Your task is to extract every entry that follows word for word while excluding the pictures.
━━━━━ Data provided
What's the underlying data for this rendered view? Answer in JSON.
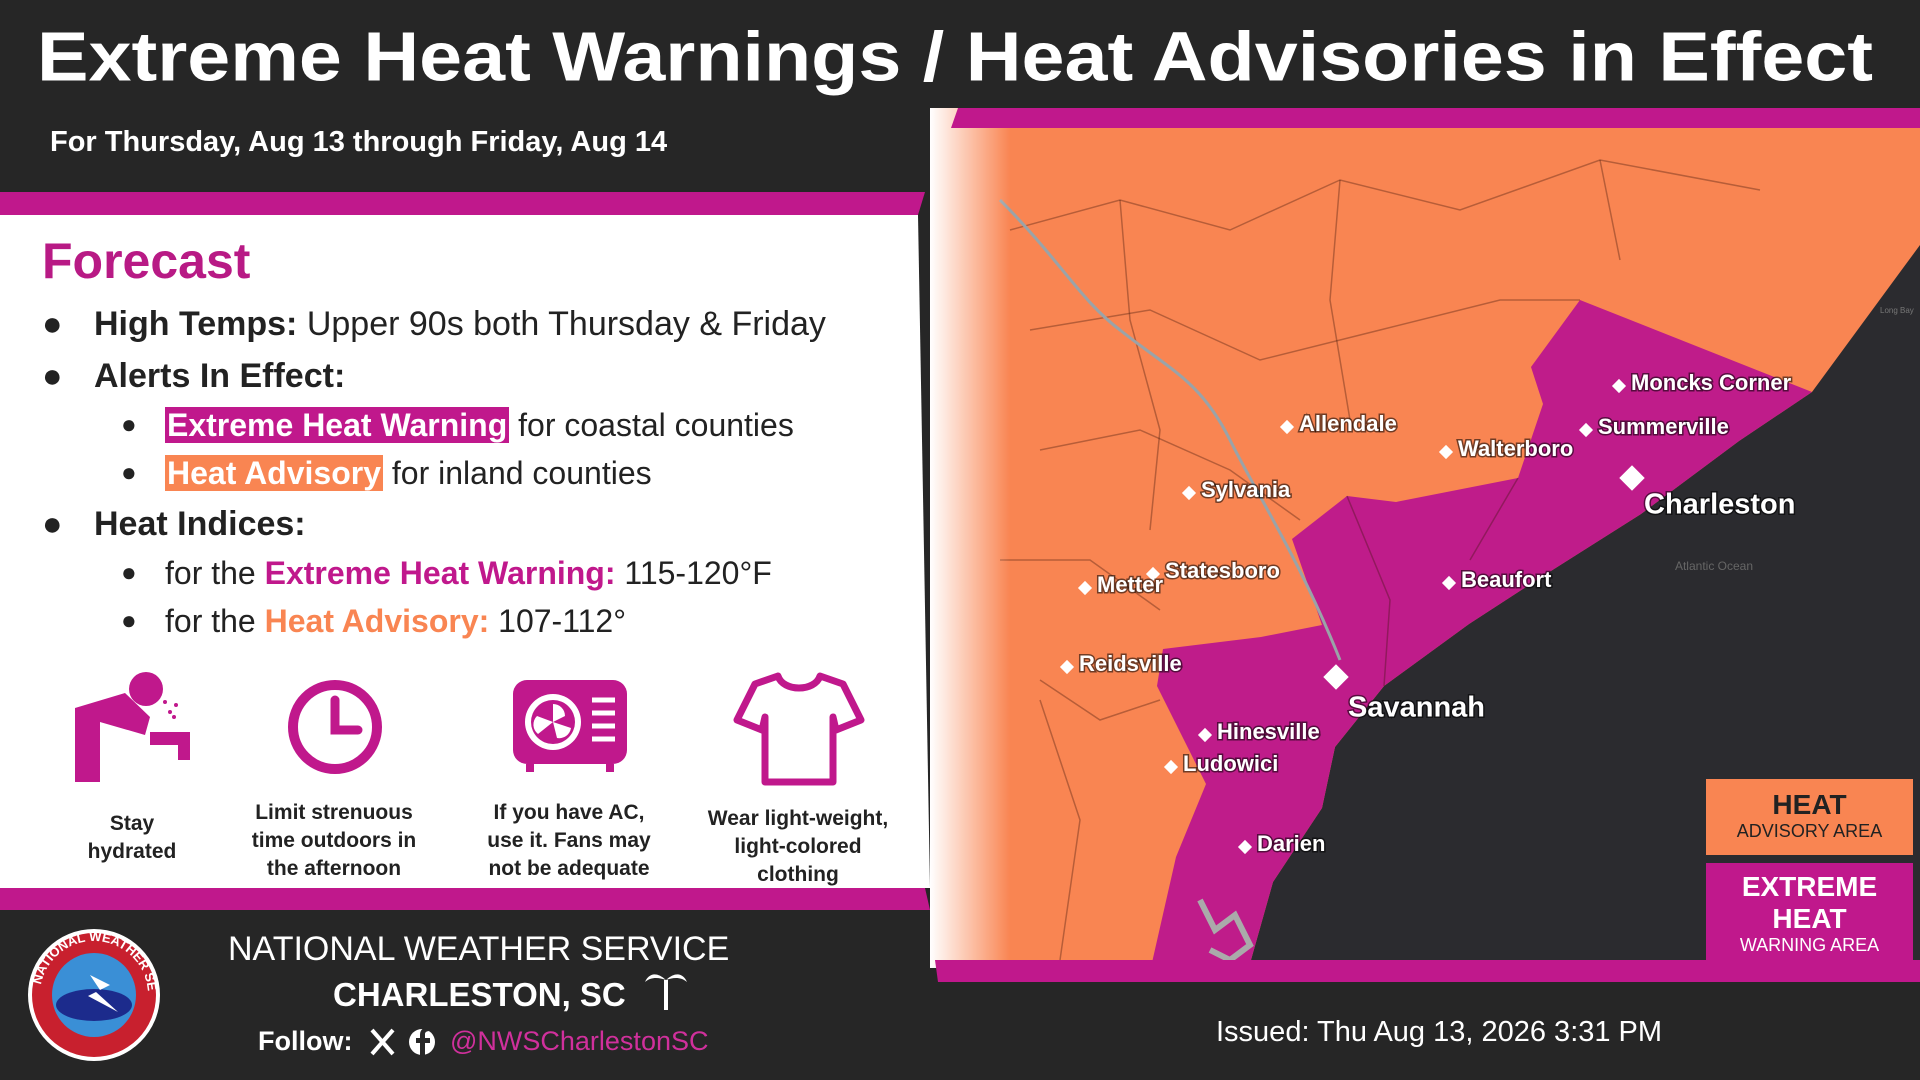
{
  "header": {
    "title": "Extreme Heat Warnings / Heat Advisories in Effect",
    "subtitle": "For Thursday, Aug 13 through Friday, Aug 14"
  },
  "forecast": {
    "heading": "Forecast",
    "high_temps": {
      "label": "High Temps:",
      "text": "Upper 90s both Thursday & Friday"
    },
    "alerts": {
      "label": "Alerts In Effect:",
      "items": [
        {
          "tag": "Extreme Heat Warning",
          "text": "for coastal counties"
        },
        {
          "tag": "Heat Advisory",
          "text": "for inland counties"
        }
      ]
    },
    "indices": {
      "label": "Heat Indices:",
      "items": [
        {
          "prefix": "for the",
          "tag": "Extreme Heat Warning:",
          "text": "115-120°F"
        },
        {
          "prefix": "for the",
          "tag": "Heat Advisory:",
          "text": "107-112°"
        }
      ]
    }
  },
  "tips": [
    "Stay hydrated",
    "Limit strenuous time outdoors in the afternoon",
    "If you have AC, use it. Fans may not be adequate",
    "Wear light-weight, light-colored clothing"
  ],
  "map": {
    "cities": [
      "Moncks Corner",
      "Summerville",
      "Charleston",
      "Allendale",
      "Walterboro",
      "Sylvania",
      "Statesboro",
      "Metter",
      "Beaufort",
      "Reidsville",
      "Savannah",
      "Hinesville",
      "Ludowici",
      "Darien"
    ],
    "ocean_label": "Atlantic Ocean",
    "bay_label": "Long Bay"
  },
  "legend": [
    {
      "title": "HEAT",
      "subtitle": "ADVISORY AREA"
    },
    {
      "title": "EXTREME HEAT",
      "subtitle": "WARNING AREA"
    }
  ],
  "footer": {
    "agency": "NATIONAL WEATHER SERVICE",
    "office": "CHARLESTON, SC",
    "follow": "Follow:",
    "handle": "@NWSCharlestonSC",
    "issued": "Issued: Thu Aug 13, 2026 3:31 PM",
    "logo_text": "NATIONAL WEATHER SERVICE"
  }
}
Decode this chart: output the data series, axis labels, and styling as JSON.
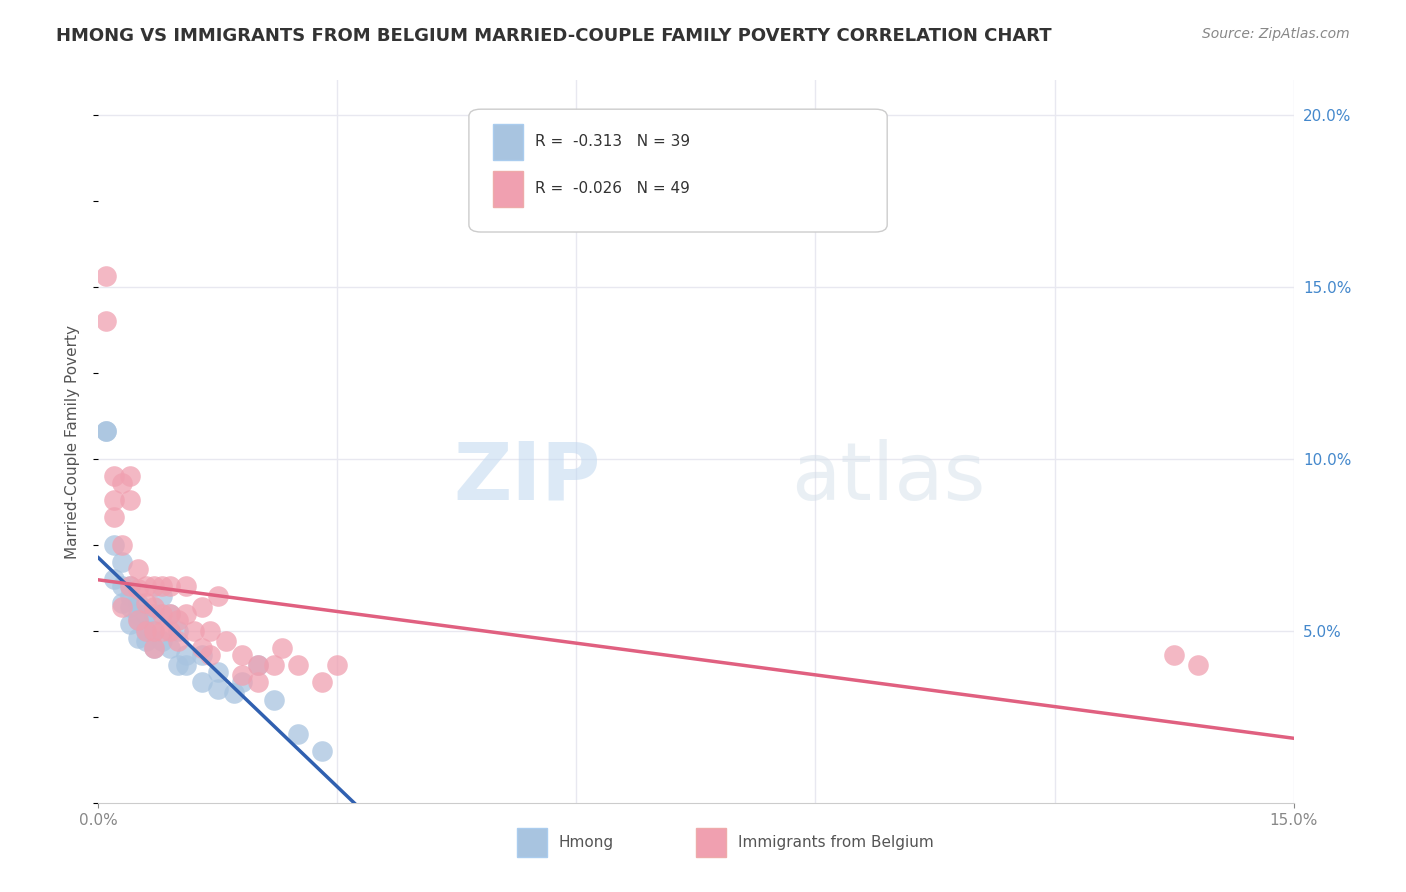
{
  "title": "HMONG VS IMMIGRANTS FROM BELGIUM MARRIED-COUPLE FAMILY POVERTY CORRELATION CHART",
  "source": "Source: ZipAtlas.com",
  "xlabel": "",
  "ylabel": "Married-Couple Family Poverty",
  "xlim": [
    0,
    0.15
  ],
  "ylim": [
    0,
    0.21
  ],
  "yticks_right": [
    0.0,
    0.05,
    0.1,
    0.15,
    0.2
  ],
  "yticklabels_right": [
    "",
    "5.0%",
    "10.0%",
    "15.0%",
    "20.0%"
  ],
  "hmong_label": "Hmong",
  "belgium_label": "Immigrants from Belgium",
  "hmong_R": "-0.313",
  "hmong_N": "39",
  "belgium_R": "-0.026",
  "belgium_N": "49",
  "hmong_color": "#a8c4e0",
  "belgium_color": "#f0a0b0",
  "hmong_line_color": "#3060b0",
  "belgium_line_color": "#e06080",
  "background_color": "#ffffff",
  "grid_color": "#e8e8f0",
  "watermark_zip": "ZIP",
  "watermark_atlas": "atlas",
  "hmong_x": [
    0.001,
    0.001,
    0.002,
    0.002,
    0.003,
    0.003,
    0.003,
    0.004,
    0.004,
    0.004,
    0.004,
    0.005,
    0.005,
    0.005,
    0.005,
    0.006,
    0.006,
    0.006,
    0.007,
    0.007,
    0.007,
    0.008,
    0.008,
    0.009,
    0.009,
    0.01,
    0.01,
    0.011,
    0.011,
    0.013,
    0.013,
    0.015,
    0.015,
    0.017,
    0.018,
    0.02,
    0.022,
    0.025,
    0.028
  ],
  "hmong_y": [
    0.108,
    0.108,
    0.065,
    0.075,
    0.063,
    0.058,
    0.07,
    0.063,
    0.06,
    0.057,
    0.052,
    0.058,
    0.055,
    0.053,
    0.048,
    0.055,
    0.05,
    0.047,
    0.055,
    0.05,
    0.045,
    0.06,
    0.047,
    0.055,
    0.045,
    0.05,
    0.04,
    0.043,
    0.04,
    0.043,
    0.035,
    0.038,
    0.033,
    0.032,
    0.035,
    0.04,
    0.03,
    0.02,
    0.015
  ],
  "belgium_x": [
    0.001,
    0.001,
    0.002,
    0.002,
    0.002,
    0.003,
    0.003,
    0.003,
    0.004,
    0.004,
    0.004,
    0.005,
    0.005,
    0.005,
    0.006,
    0.006,
    0.006,
    0.007,
    0.007,
    0.007,
    0.007,
    0.008,
    0.008,
    0.008,
    0.009,
    0.009,
    0.009,
    0.01,
    0.01,
    0.011,
    0.011,
    0.012,
    0.013,
    0.013,
    0.014,
    0.014,
    0.015,
    0.016,
    0.018,
    0.018,
    0.02,
    0.02,
    0.022,
    0.023,
    0.025,
    0.028,
    0.03,
    0.135,
    0.138
  ],
  "belgium_y": [
    0.153,
    0.14,
    0.088,
    0.095,
    0.083,
    0.075,
    0.093,
    0.057,
    0.095,
    0.088,
    0.063,
    0.068,
    0.062,
    0.053,
    0.063,
    0.058,
    0.05,
    0.063,
    0.057,
    0.05,
    0.045,
    0.063,
    0.055,
    0.05,
    0.063,
    0.055,
    0.05,
    0.053,
    0.047,
    0.055,
    0.063,
    0.05,
    0.057,
    0.045,
    0.05,
    0.043,
    0.06,
    0.047,
    0.043,
    0.037,
    0.04,
    0.035,
    0.04,
    0.045,
    0.04,
    0.035,
    0.04,
    0.043,
    0.04
  ]
}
━━━━━━━━━━
• [Task solution]:
What's the underlying data for this rendered view? Answer in JSON.
{
  "header": {
    "title": "Extreme Heat Warnings / Heat Advisories in Effect",
    "subtitle": "For Thursday, Aug 13 through Friday, Aug 14"
  },
  "forecast": {
    "heading": "Forecast",
    "high_temps": {
      "label": "High Temps:",
      "text": "Upper 90s both Thursday & Friday"
    },
    "alerts": {
      "label": "Alerts In Effect:",
      "items": [
        {
          "tag": "Extreme Heat Warning",
          "text": "for coastal counties"
        },
        {
          "tag": "Heat Advisory",
          "text": "for inland counties"
        }
      ]
    },
    "indices": {
      "label": "Heat Indices:",
      "items": [
        {
          "prefix": "for the",
          "tag": "Extreme Heat Warning:",
          "text": "115-120°F"
        },
        {
          "prefix": "for the",
          "tag": "Heat Advisory:",
          "text": "107-112°"
        }
      ]
    }
  },
  "tips": [
    "Stay hydrated",
    "Limit strenuous time outdoors in the afternoon",
    "If you have AC, use it. Fans may not be adequate",
    "Wear light-weight, light-colored clothing"
  ],
  "map": {
    "cities": [
      "Moncks Corner",
      "Summerville",
      "Charleston",
      "Allendale",
      "Walterboro",
      "Sylvania",
      "Statesboro",
      "Metter",
      "Beaufort",
      "Reidsville",
      "Savannah",
      "Hinesville",
      "Ludowici",
      "Darien"
    ],
    "ocean_label": "Atlantic Ocean",
    "bay_label": "Long Bay"
  },
  "legend": [
    {
      "title": "HEAT",
      "subtitle": "ADVISORY AREA"
    },
    {
      "title": "EXTREME HEAT",
      "subtitle": "WARNING AREA"
    }
  ],
  "footer": {
    "agency": "NATIONAL WEATHER SERVICE",
    "office": "CHARLESTON, SC",
    "follow": "Follow:",
    "handle": "@NWSCharlestonSC",
    "issued": "Issued: Thu Aug 13, 2026 3:31 PM",
    "logo_text": "NATIONAL WEATHER SERVICE"
  }
}
Decode this chart: output the data series, axis labels, and styling as JSON.
{
  "title": "HMONG VS IMMIGRANTS FROM BELGIUM MARRIED-COUPLE FAMILY POVERTY CORRELATION CHART",
  "source": "Source: ZipAtlas.com",
  "xlabel": "",
  "ylabel": "Married-Couple Family Poverty",
  "xlim": [
    0,
    0.15
  ],
  "ylim": [
    0,
    0.21
  ],
  "yticks_right": [
    0.0,
    0.05,
    0.1,
    0.15,
    0.2
  ],
  "yticklabels_right": [
    "",
    "5.0%",
    "10.0%",
    "15.0%",
    "20.0%"
  ],
  "hmong_label": "Hmong",
  "belgium_label": "Immigrants from Belgium",
  "hmong_R": "-0.313",
  "hmong_N": "39",
  "belgium_R": "-0.026",
  "belgium_N": "49",
  "hmong_color": "#a8c4e0",
  "belgium_color": "#f0a0b0",
  "hmong_line_color": "#3060b0",
  "belgium_line_color": "#e06080",
  "background_color": "#ffffff",
  "grid_color": "#e8e8f0",
  "watermark_zip": "ZIP",
  "watermark_atlas": "atlas",
  "hmong_x": [
    0.001,
    0.001,
    0.002,
    0.002,
    0.003,
    0.003,
    0.003,
    0.004,
    0.004,
    0.004,
    0.004,
    0.005,
    0.005,
    0.005,
    0.005,
    0.006,
    0.006,
    0.006,
    0.007,
    0.007,
    0.007,
    0.008,
    0.008,
    0.009,
    0.009,
    0.01,
    0.01,
    0.011,
    0.011,
    0.013,
    0.013,
    0.015,
    0.015,
    0.017,
    0.018,
    0.02,
    0.022,
    0.025,
    0.028
  ],
  "hmong_y": [
    0.108,
    0.108,
    0.065,
    0.075,
    0.063,
    0.058,
    0.07,
    0.063,
    0.06,
    0.057,
    0.052,
    0.058,
    0.055,
    0.053,
    0.048,
    0.055,
    0.05,
    0.047,
    0.055,
    0.05,
    0.045,
    0.06,
    0.047,
    0.055,
    0.045,
    0.05,
    0.04,
    0.043,
    0.04,
    0.043,
    0.035,
    0.038,
    0.033,
    0.032,
    0.035,
    0.04,
    0.03,
    0.02,
    0.015
  ],
  "belgium_x": [
    0.001,
    0.001,
    0.002,
    0.002,
    0.002,
    0.003,
    0.003,
    0.003,
    0.004,
    0.004,
    0.004,
    0.005,
    0.005,
    0.005,
    0.006,
    0.006,
    0.006,
    0.007,
    0.007,
    0.007,
    0.007,
    0.008,
    0.008,
    0.008,
    0.009,
    0.009,
    0.009,
    0.01,
    0.01,
    0.011,
    0.011,
    0.012,
    0.013,
    0.013,
    0.014,
    0.014,
    0.015,
    0.016,
    0.018,
    0.018,
    0.02,
    0.02,
    0.022,
    0.023,
    0.025,
    0.028,
    0.03,
    0.135,
    0.138
  ],
  "belgium_y": [
    0.153,
    0.14,
    0.088,
    0.095,
    0.083,
    0.075,
    0.093,
    0.057,
    0.095,
    0.088,
    0.063,
    0.068,
    0.062,
    0.053,
    0.063,
    0.058,
    0.05,
    0.063,
    0.057,
    0.05,
    0.045,
    0.063,
    0.055,
    0.05,
    0.063,
    0.055,
    0.05,
    0.053,
    0.047,
    0.055,
    0.063,
    0.05,
    0.057,
    0.045,
    0.05,
    0.043,
    0.06,
    0.047,
    0.043,
    0.037,
    0.04,
    0.035,
    0.04,
    0.045,
    0.04,
    0.035,
    0.04,
    0.043,
    0.04
  ]
}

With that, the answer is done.